___ LISTED RECORDS ___
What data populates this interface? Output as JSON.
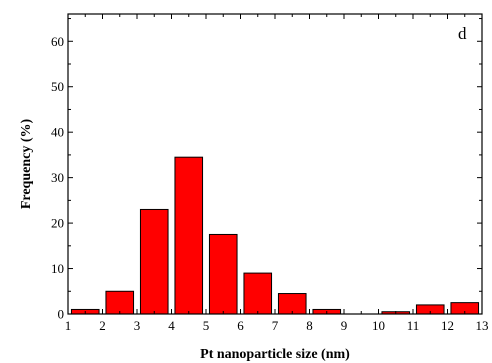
{
  "chart_data": {
    "type": "bar",
    "panel_label": "d",
    "xlabel": "Pt nanoparticle size (nm)",
    "ylabel": "Frequency (%)",
    "xlim": [
      1,
      13
    ],
    "ylim": [
      0,
      66
    ],
    "x_ticks": [
      1,
      2,
      3,
      4,
      5,
      6,
      7,
      8,
      9,
      10,
      11,
      12,
      13
    ],
    "y_ticks": [
      0,
      10,
      20,
      30,
      40,
      50,
      60
    ],
    "bin_width": 0.8,
    "bars": [
      {
        "center": 1.5,
        "value": 1
      },
      {
        "center": 2.5,
        "value": 5
      },
      {
        "center": 3.5,
        "value": 23
      },
      {
        "center": 4.5,
        "value": 34.5
      },
      {
        "center": 5.5,
        "value": 17.5
      },
      {
        "center": 6.5,
        "value": 9
      },
      {
        "center": 7.5,
        "value": 4.5
      },
      {
        "center": 8.5,
        "value": 1
      },
      {
        "center": 10.5,
        "value": 0.5
      },
      {
        "center": 11.5,
        "value": 2
      },
      {
        "center": 12.5,
        "value": 2.5
      }
    ],
    "bar_color": "#ff0000",
    "grid": false
  }
}
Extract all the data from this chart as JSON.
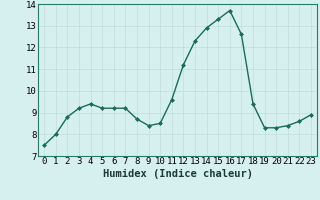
{
  "x": [
    0,
    1,
    2,
    3,
    4,
    5,
    6,
    7,
    8,
    9,
    10,
    11,
    12,
    13,
    14,
    15,
    16,
    17,
    18,
    19,
    20,
    21,
    22,
    23
  ],
  "y": [
    7.5,
    8.0,
    8.8,
    9.2,
    9.4,
    9.2,
    9.2,
    9.2,
    8.7,
    8.4,
    8.5,
    9.6,
    11.2,
    12.3,
    12.9,
    13.3,
    13.7,
    12.6,
    9.4,
    8.3,
    8.3,
    8.4,
    8.6,
    8.9
  ],
  "line_color": "#1a6b5a",
  "marker": "D",
  "marker_size": 2.0,
  "bg_color": "#d6f0f0",
  "grid_major_color": "#c0dede",
  "grid_minor_color": "#c0dede",
  "xlabel": "Humidex (Indice chaleur)",
  "ylim": [
    7,
    14
  ],
  "xlim": [
    -0.5,
    23.5
  ],
  "yticks": [
    7,
    8,
    9,
    10,
    11,
    12,
    13,
    14
  ],
  "xticks": [
    0,
    1,
    2,
    3,
    4,
    5,
    6,
    7,
    8,
    9,
    10,
    11,
    12,
    13,
    14,
    15,
    16,
    17,
    18,
    19,
    20,
    21,
    22,
    23
  ],
  "xlabel_fontsize": 7.5,
  "tick_fontsize": 6.5,
  "linewidth": 1.0
}
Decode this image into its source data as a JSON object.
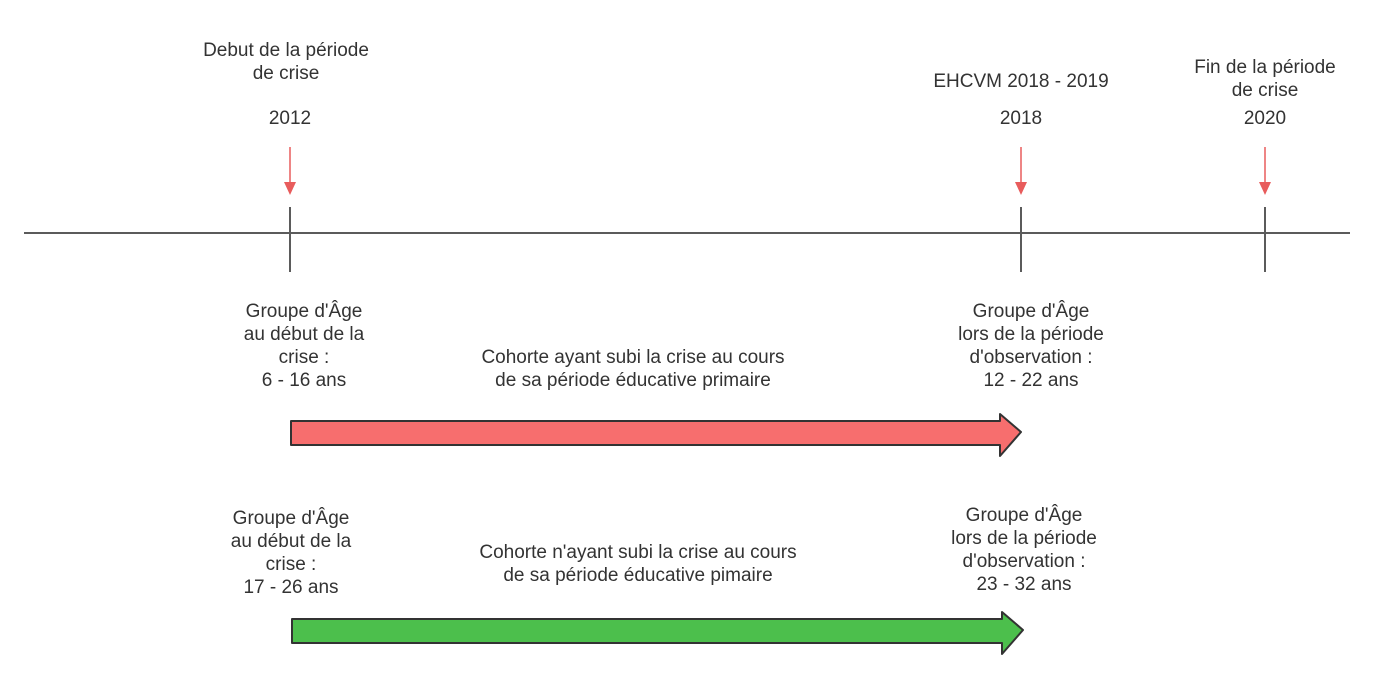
{
  "colors": {
    "timeline": "#5b5b5b",
    "marker_arrow": "#e85c5c",
    "cohort_crisis": "#f76e6e",
    "cohort_no_crisis": "#4cbf4c",
    "arrow_outline": "#333333",
    "text": "#333333"
  },
  "milestones": {
    "start": {
      "label": "Debut de la période\nde crise",
      "year": "2012"
    },
    "survey": {
      "label": "EHCVM 2018 - 2019",
      "year": "2018"
    },
    "end": {
      "label": "Fin de la période\nde crise",
      "year": "2020"
    }
  },
  "cohorts": {
    "crisis": {
      "start_group": "Groupe d'Âge\nau début de la\ncrise :\n6 - 16 ans",
      "description": "Cohorte ayant subi la crise au cours\nde sa période éducative primaire",
      "end_group": "Groupe d'Âge\nlors de la période\nd'observation :\n12 - 22 ans"
    },
    "no_crisis": {
      "start_group": "Groupe d'Âge\nau début de la\ncrise :\n17 - 26 ans",
      "description": "Cohorte n'ayant subi la crise au cours\nde sa période éducative pimaire",
      "end_group": "Groupe d'Âge\nlors de la période\nd'observation :\n23 - 32 ans"
    }
  }
}
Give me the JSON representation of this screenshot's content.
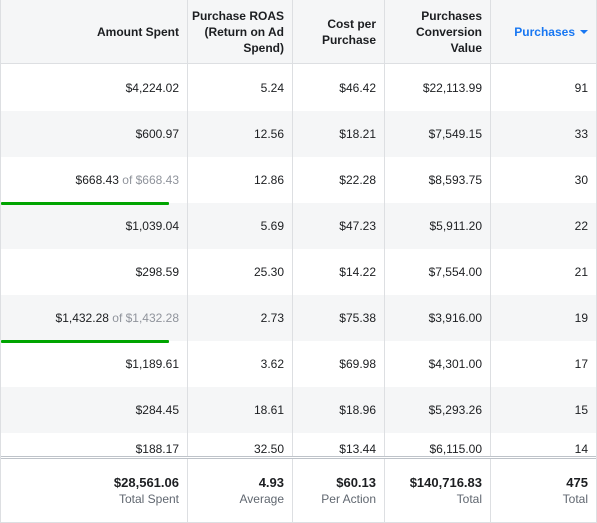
{
  "columns": [
    {
      "label": "Amount Spent"
    },
    {
      "label": "Purchase ROAS (Return on Ad Spend)"
    },
    {
      "label": "Cost per Purchase"
    },
    {
      "label": "Purchases Conversion Value"
    },
    {
      "label": "Purchases",
      "sorted": true
    }
  ],
  "rows": [
    {
      "spent": "$4,224.02",
      "roas": "5.24",
      "cost": "$46.42",
      "value": "$22,113.99",
      "purchases": "91"
    },
    {
      "spent": "$600.97",
      "roas": "12.56",
      "cost": "$18.21",
      "value": "$7,549.15",
      "purchases": "33"
    },
    {
      "spent": "$668.43",
      "spent_limit": "of $668.43",
      "roas": "12.86",
      "cost": "$22.28",
      "value": "$8,593.75",
      "purchases": "30"
    },
    {
      "spent": "$1,039.04",
      "roas": "5.69",
      "cost": "$47.23",
      "value": "$5,911.20",
      "purchases": "22"
    },
    {
      "spent": "$298.59",
      "roas": "25.30",
      "cost": "$14.22",
      "value": "$7,554.00",
      "purchases": "21"
    },
    {
      "spent": "$1,432.28",
      "spent_limit": "of $1,432.28",
      "roas": "2.73",
      "cost": "$75.38",
      "value": "$3,916.00",
      "purchases": "19"
    },
    {
      "spent": "$1,189.61",
      "roas": "3.62",
      "cost": "$69.98",
      "value": "$4,301.00",
      "purchases": "17"
    },
    {
      "spent": "$284.45",
      "roas": "18.61",
      "cost": "$18.96",
      "value": "$5,293.26",
      "purchases": "15"
    },
    {
      "spent": "$188.17",
      "roas": "32.50",
      "cost": "$13.44",
      "value": "$6,115.00",
      "purchases": "14"
    }
  ],
  "totals": {
    "spent": {
      "value": "$28,561.06",
      "label": "Total Spent"
    },
    "roas": {
      "value": "4.93",
      "label": "Average"
    },
    "cost": {
      "value": "$60.13",
      "label": "Per Action"
    },
    "value": {
      "value": "$140,716.83",
      "label": "Total"
    },
    "purchases": {
      "value": "475",
      "label": "Total"
    }
  },
  "colors": {
    "accent": "#1877f2",
    "progress": "#00a400",
    "stripe": "#f5f6f7"
  }
}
___
EXERCISE.
All entries must be written out again exactly as given, with no pictures in the copy.

WRITTEN SOLUTION.
What data populates this interface? Output as JSON.
{
  "chart_data": {
    "type": "bar",
    "panel_label": "d",
    "xlabel": "Pt nanoparticle size (nm)",
    "ylabel": "Frequency (%)",
    "xlim": [
      1,
      13
    ],
    "ylim": [
      0,
      66
    ],
    "x_ticks": [
      1,
      2,
      3,
      4,
      5,
      6,
      7,
      8,
      9,
      10,
      11,
      12,
      13
    ],
    "y_ticks": [
      0,
      10,
      20,
      30,
      40,
      50,
      60
    ],
    "bin_width": 0.8,
    "bars": [
      {
        "center": 1.5,
        "value": 1
      },
      {
        "center": 2.5,
        "value": 5
      },
      {
        "center": 3.5,
        "value": 23
      },
      {
        "center": 4.5,
        "value": 34.5
      },
      {
        "center": 5.5,
        "value": 17.5
      },
      {
        "center": 6.5,
        "value": 9
      },
      {
        "center": 7.5,
        "value": 4.5
      },
      {
        "center": 8.5,
        "value": 1
      },
      {
        "center": 10.5,
        "value": 0.5
      },
      {
        "center": 11.5,
        "value": 2
      },
      {
        "center": 12.5,
        "value": 2.5
      }
    ],
    "bar_color": "#ff0000",
    "grid": false
  }
}
Extract all the data from this chart as JSON.
{
  "x": [
    0,
    1,
    2,
    3,
    4,
    5,
    6,
    7,
    8,
    9,
    10,
    11,
    12,
    13,
    14,
    15,
    16,
    17,
    18,
    19,
    20,
    21,
    22,
    23
  ],
  "y": [
    7.5,
    8.0,
    8.8,
    9.2,
    9.4,
    9.2,
    9.2,
    9.2,
    8.7,
    8.4,
    8.5,
    9.6,
    11.2,
    12.3,
    12.9,
    13.3,
    13.7,
    12.6,
    9.4,
    8.3,
    8.3,
    8.4,
    8.6,
    8.9
  ],
  "line_color": "#1a6b5a",
  "marker": "D",
  "marker_size": 2.0,
  "bg_color": "#d6f0f0",
  "grid_major_color": "#c0dede",
  "grid_minor_color": "#c0dede",
  "xlabel": "Humidex (Indice chaleur)",
  "ylim": [
    7,
    14
  ],
  "xlim": [
    -0.5,
    23.5
  ],
  "yticks": [
    7,
    8,
    9,
    10,
    11,
    12,
    13,
    14
  ],
  "xticks": [
    0,
    1,
    2,
    3,
    4,
    5,
    6,
    7,
    8,
    9,
    10,
    11,
    12,
    13,
    14,
    15,
    16,
    17,
    18,
    19,
    20,
    21,
    22,
    23
  ],
  "xlabel_fontsize": 7.5,
  "tick_fontsize": 6.5,
  "linewidth": 1.0
}
Decode this image into its source data as a JSON object.
{
  "colors": {
    "timeline": "#5b5b5b",
    "marker_arrow": "#e85c5c",
    "cohort_crisis": "#f76e6e",
    "cohort_no_crisis": "#4cbf4c",
    "arrow_outline": "#333333",
    "text": "#333333"
  },
  "milestones": {
    "start": {
      "label": "Debut de la période\nde crise",
      "year": "2012"
    },
    "survey": {
      "label": "EHCVM 2018 - 2019",
      "year": "2018"
    },
    "end": {
      "label": "Fin de la période\nde crise",
      "year": "2020"
    }
  },
  "cohorts": {
    "crisis": {
      "start_group": "Groupe d'Âge\nau début de la\ncrise :\n6 - 16 ans",
      "description": "Cohorte ayant subi la crise au cours\nde sa période éducative primaire",
      "end_group": "Groupe d'Âge\nlors de la période\nd'observation :\n12 - 22 ans"
    },
    "no_crisis": {
      "start_group": "Groupe d'Âge\nau début de la\ncrise :\n17 - 26 ans",
      "description": "Cohorte n'ayant subi la crise au cours\nde sa période éducative pimaire",
      "end_group": "Groupe d'Âge\nlors de la période\nd'observation :\n23 - 32 ans"
    }
  }
}
Give me the JSON representation of this screenshot's content.
{
  "columns": [
    {
      "label": "Amount Spent"
    },
    {
      "label": "Purchase ROAS (Return on Ad Spend)"
    },
    {
      "label": "Cost per Purchase"
    },
    {
      "label": "Purchases Conversion Value"
    },
    {
      "label": "Purchases",
      "sorted": true
    }
  ],
  "rows": [
    {
      "spent": "$4,224.02",
      "roas": "5.24",
      "cost": "$46.42",
      "value": "$22,113.99",
      "purchases": "91"
    },
    {
      "spent": "$600.97",
      "roas": "12.56",
      "cost": "$18.21",
      "value": "$7,549.15",
      "purchases": "33"
    },
    {
      "spent": "$668.43",
      "spent_limit": "of $668.43",
      "roas": "12.86",
      "cost": "$22.28",
      "value": "$8,593.75",
      "purchases": "30"
    },
    {
      "spent": "$1,039.04",
      "roas": "5.69",
      "cost": "$47.23",
      "value": "$5,911.20",
      "purchases": "22"
    },
    {
      "spent": "$298.59",
      "roas": "25.30",
      "cost": "$14.22",
      "value": "$7,554.00",
      "purchases": "21"
    },
    {
      "spent": "$1,432.28",
      "spent_limit": "of $1,432.28",
      "roas": "2.73",
      "cost": "$75.38",
      "value": "$3,916.00",
      "purchases": "19"
    },
    {
      "spent": "$1,189.61",
      "roas": "3.62",
      "cost": "$69.98",
      "value": "$4,301.00",
      "purchases": "17"
    },
    {
      "spent": "$284.45",
      "roas": "18.61",
      "cost": "$18.96",
      "value": "$5,293.26",
      "purchases": "15"
    },
    {
      "spent": "$188.17",
      "roas": "32.50",
      "cost": "$13.44",
      "value": "$6,115.00",
      "purchases": "14"
    }
  ],
  "totals": {
    "spent": {
      "value": "$28,561.06",
      "label": "Total Spent"
    },
    "roas": {
      "value": "4.93",
      "label": "Average"
    },
    "cost": {
      "value": "$60.13",
      "label": "Per Action"
    },
    "value": {
      "value": "$140,716.83",
      "label": "Total"
    },
    "purchases": {
      "value": "475",
      "label": "Total"
    }
  },
  "colors": {
    "accent": "#1877f2",
    "progress": "#00a400",
    "stripe": "#f5f6f7"
  }
}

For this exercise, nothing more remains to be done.